GIVEN RECORDS |
◇ ◇ ◇ ◇ ◇
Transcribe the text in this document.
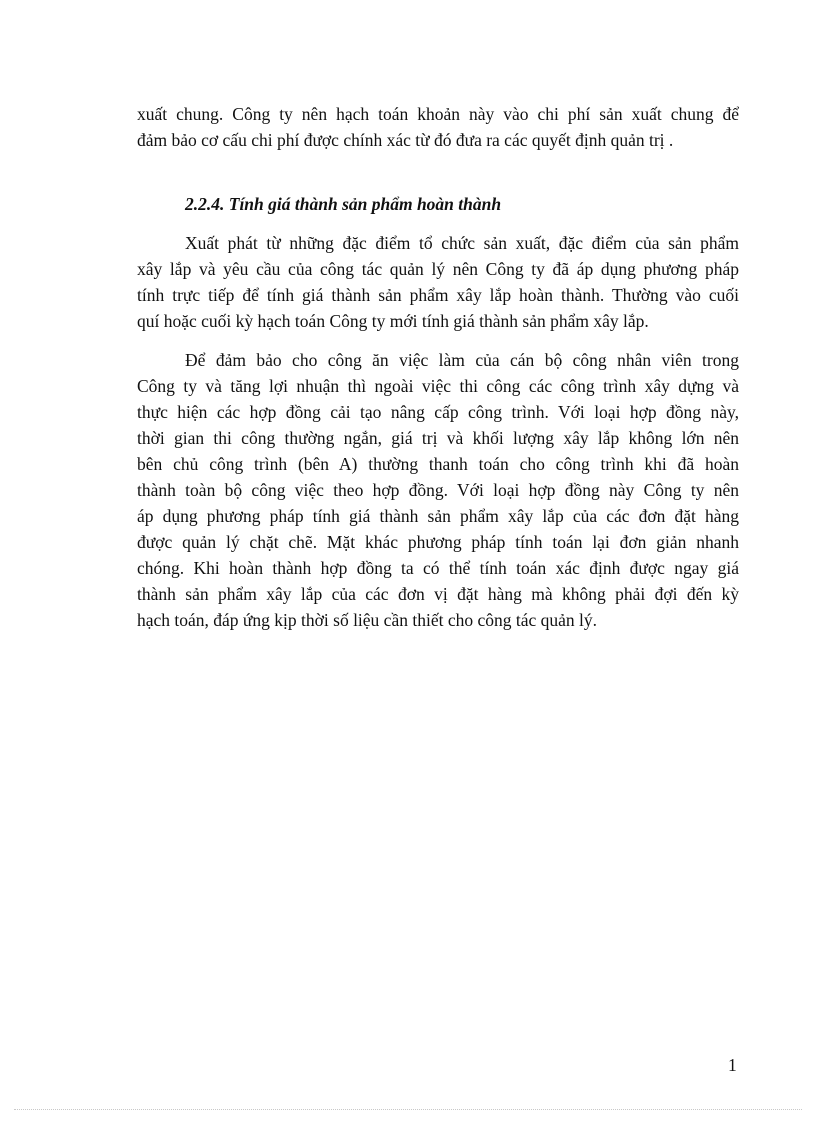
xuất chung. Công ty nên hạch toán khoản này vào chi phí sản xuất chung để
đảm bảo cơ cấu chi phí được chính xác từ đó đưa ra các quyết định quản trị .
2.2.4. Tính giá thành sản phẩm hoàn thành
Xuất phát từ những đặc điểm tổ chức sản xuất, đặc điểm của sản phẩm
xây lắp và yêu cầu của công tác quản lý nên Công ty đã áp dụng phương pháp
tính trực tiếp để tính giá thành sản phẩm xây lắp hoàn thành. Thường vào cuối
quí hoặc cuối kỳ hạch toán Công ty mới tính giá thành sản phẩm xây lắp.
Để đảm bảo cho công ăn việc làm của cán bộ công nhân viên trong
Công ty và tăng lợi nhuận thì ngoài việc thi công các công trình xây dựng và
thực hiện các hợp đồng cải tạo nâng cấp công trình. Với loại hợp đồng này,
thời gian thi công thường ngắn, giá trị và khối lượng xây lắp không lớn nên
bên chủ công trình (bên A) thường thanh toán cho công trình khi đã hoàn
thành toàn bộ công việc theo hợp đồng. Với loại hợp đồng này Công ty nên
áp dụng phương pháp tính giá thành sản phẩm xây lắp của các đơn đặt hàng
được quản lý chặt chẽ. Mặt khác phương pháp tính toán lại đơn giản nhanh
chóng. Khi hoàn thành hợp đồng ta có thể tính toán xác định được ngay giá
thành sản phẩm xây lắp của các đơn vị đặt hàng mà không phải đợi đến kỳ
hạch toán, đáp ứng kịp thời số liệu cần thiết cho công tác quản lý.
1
◇ ◇ ◇ ◇ ◇
TASK TO CARRY OUT | Go through the records and gather the lines that hold "hàng".

RESPONSE TO THE EXERCISE |
áp dụng phương pháp tính giá thành sản phẩm xây lắp của các đơn đặt hàng
thành sản phẩm xây lắp của các đơn vị đặt hàng mà không phải đợi đến kỳ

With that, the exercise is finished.